Your objective
Transcribe every line exactly and omit anything that is a picture.

Given data

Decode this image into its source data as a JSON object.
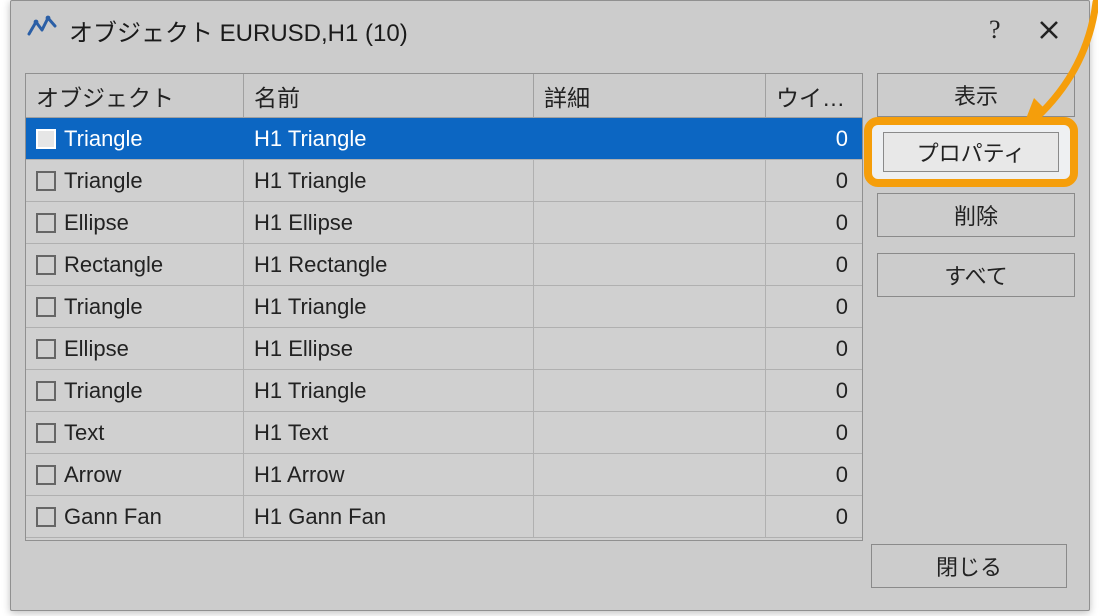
{
  "titlebar": {
    "title": "オブジェクト EURUSD,H1 (10)"
  },
  "headers": {
    "object": "オブジェクト",
    "name": "名前",
    "detail": "詳細",
    "wi": "ウイ…"
  },
  "rows": [
    {
      "object": "Triangle",
      "name": "H1 Triangle",
      "detail": "",
      "wi": "0",
      "selected": true
    },
    {
      "object": "Triangle",
      "name": "H1 Triangle",
      "detail": "",
      "wi": "0",
      "selected": false
    },
    {
      "object": "Ellipse",
      "name": "H1 Ellipse",
      "detail": "",
      "wi": "0",
      "selected": false
    },
    {
      "object": "Rectangle",
      "name": "H1 Rectangle",
      "detail": "",
      "wi": "0",
      "selected": false
    },
    {
      "object": "Triangle",
      "name": "H1 Triangle",
      "detail": "",
      "wi": "0",
      "selected": false
    },
    {
      "object": "Ellipse",
      "name": "H1 Ellipse",
      "detail": "",
      "wi": "0",
      "selected": false
    },
    {
      "object": "Triangle",
      "name": "H1 Triangle",
      "detail": "",
      "wi": "0",
      "selected": false
    },
    {
      "object": "Text",
      "name": "H1 Text",
      "detail": "",
      "wi": "0",
      "selected": false
    },
    {
      "object": "Arrow",
      "name": "H1 Arrow",
      "detail": "",
      "wi": "0",
      "selected": false
    },
    {
      "object": "Gann Fan",
      "name": "H1 Gann Fan",
      "detail": "",
      "wi": "0",
      "selected": false
    }
  ],
  "buttons": {
    "show": "表示",
    "properties": "プロパティ",
    "delete": "削除",
    "all": "すべて",
    "close": "閉じる"
  }
}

Reply
Decode this image into its source data as a JSON object.
{
  "titlebar": {
    "title": "オブジェクト EURUSD,H1 (10)"
  },
  "headers": {
    "object": "オブジェクト",
    "name": "名前",
    "detail": "詳細",
    "wi": "ウイ…"
  },
  "rows": [
    {
      "object": "Triangle",
      "name": "H1 Triangle",
      "detail": "",
      "wi": "0",
      "selected": true
    },
    {
      "object": "Triangle",
      "name": "H1 Triangle",
      "detail": "",
      "wi": "0",
      "selected": false
    },
    {
      "object": "Ellipse",
      "name": "H1 Ellipse",
      "detail": "",
      "wi": "0",
      "selected": false
    },
    {
      "object": "Rectangle",
      "name": "H1 Rectangle",
      "detail": "",
      "wi": "0",
      "selected": false
    },
    {
      "object": "Triangle",
      "name": "H1 Triangle",
      "detail": "",
      "wi": "0",
      "selected": false
    },
    {
      "object": "Ellipse",
      "name": "H1 Ellipse",
      "detail": "",
      "wi": "0",
      "selected": false
    },
    {
      "object": "Triangle",
      "name": "H1 Triangle",
      "detail": "",
      "wi": "0",
      "selected": false
    },
    {
      "object": "Text",
      "name": "H1 Text",
      "detail": "",
      "wi": "0",
      "selected": false
    },
    {
      "object": "Arrow",
      "name": "H1 Arrow",
      "detail": "",
      "wi": "0",
      "selected": false
    },
    {
      "object": "Gann Fan",
      "name": "H1 Gann Fan",
      "detail": "",
      "wi": "0",
      "selected": false
    }
  ],
  "buttons": {
    "show": "表示",
    "properties": "プロパティ",
    "delete": "削除",
    "all": "すべて",
    "close": "閉じる"
  }
}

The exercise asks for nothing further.